==== DATA SHOWN ====

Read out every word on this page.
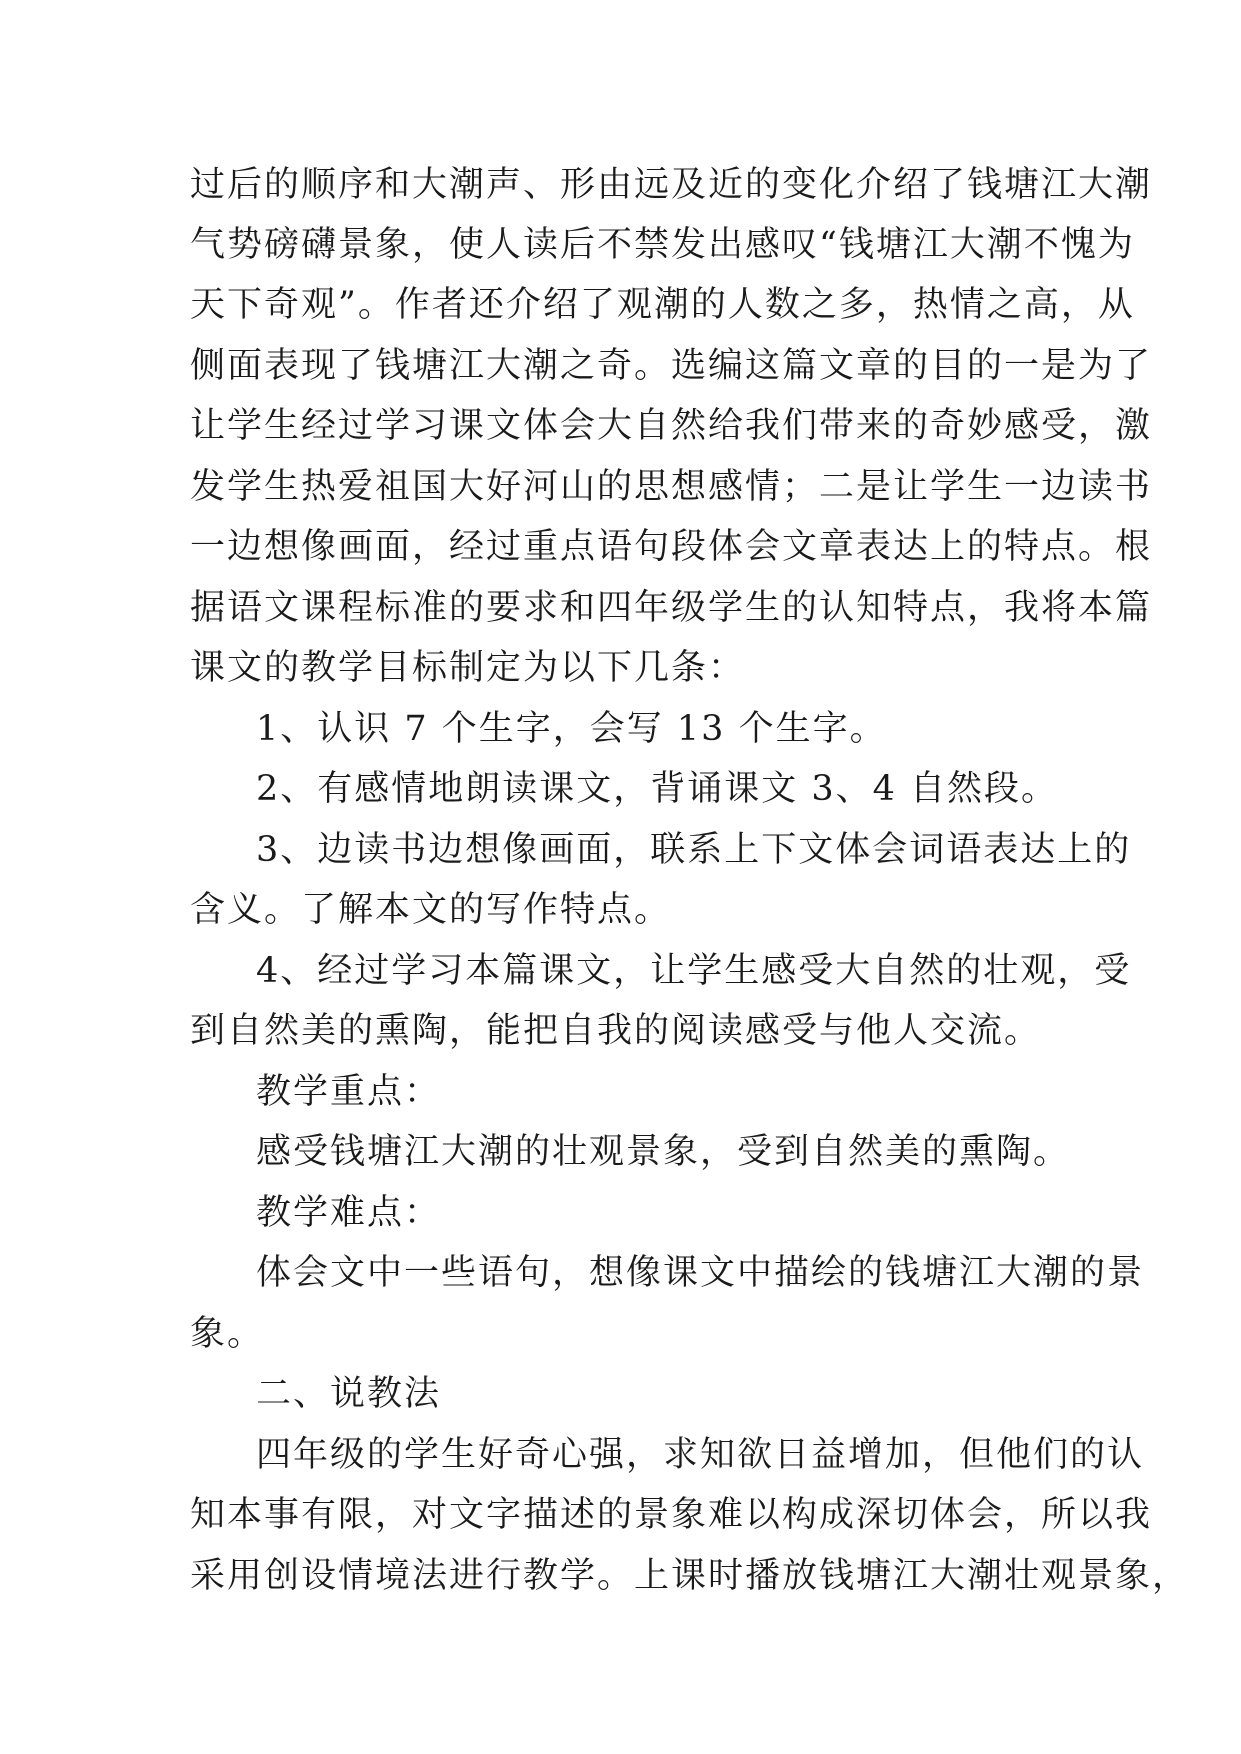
过后的顺序和大潮声、形由远及近的变化介绍了钱塘江大潮
气势磅礴景象，使人读后不禁发出感叹“钱塘江大潮不愧为
天下奇观”。作者还介绍了观潮的人数之多，热情之高，从
侧面表现了钱塘江大潮之奇。选编这篇文章的目的一是为了
让学生经过学习课文体会大自然给我们带来的奇妙感受，激
发学生热爱祖国大好河山的思想感情；二是让学生一边读书
一边想像画面，经过重点语句段体会文章表达上的特点。根
据语文课程标准的要求和四年级学生的认知特点，我将本篇
课文的教学目标制定为以下几条：
1、认识 7 个生字，会写 13 个生字。
2、有感情地朗读课文，背诵课文 3、4 自然段。
3、边读书边想像画面，联系上下文体会词语表达上的
含义。了解本文的写作特点。
4、经过学习本篇课文，让学生感受大自然的壮观，受
到自然美的熏陶，能把自我的阅读感受与他人交流。
教学重点：
感受钱塘江大潮的壮观景象，受到自然美的熏陶。
教学难点：
体会文中一些语句，想像课文中描绘的钱塘江大潮的景
象。
二、说教法
四年级的学生好奇心强，求知欲日益增加，但他们的认
知本事有限，对文字描述的景象难以构成深切体会，所以我
采用创设情境法进行教学。上课时播放钱塘江大潮壮观景象，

====

> **WHAT IS ASKED**
Repeat the records above exactly, leaving out the pictures.

> **OUTPUT FOR THIS EXERCISE**
Read out every word on this page.
过后的顺序和大潮声、形由远及近的变化介绍了钱塘江大潮
气势磅礴景象，使人读后不禁发出感叹“钱塘江大潮不愧为
天下奇观”。作者还介绍了观潮的人数之多，热情之高，从
侧面表现了钱塘江大潮之奇。选编这篇文章的目的一是为了
让学生经过学习课文体会大自然给我们带来的奇妙感受，激
发学生热爱祖国大好河山的思想感情；二是让学生一边读书
一边想像画面，经过重点语句段体会文章表达上的特点。根
据语文课程标准的要求和四年级学生的认知特点，我将本篇
课文的教学目标制定为以下几条：
1、认识 7 个生字，会写 13 个生字。
2、有感情地朗读课文，背诵课文 3、4 自然段。
3、边读书边想像画面，联系上下文体会词语表达上的
含义。了解本文的写作特点。
4、经过学习本篇课文，让学生感受大自然的壮观，受
到自然美的熏陶，能把自我的阅读感受与他人交流。
教学重点：
感受钱塘江大潮的壮观景象，受到自然美的熏陶。
教学难点：
体会文中一些语句，想像课文中描绘的钱塘江大潮的景
象。
二、说教法
四年级的学生好奇心强，求知欲日益增加，但他们的认
知本事有限，对文字描述的景象难以构成深切体会，所以我
采用创设情境法进行教学。上课时播放钱塘江大潮壮观景象，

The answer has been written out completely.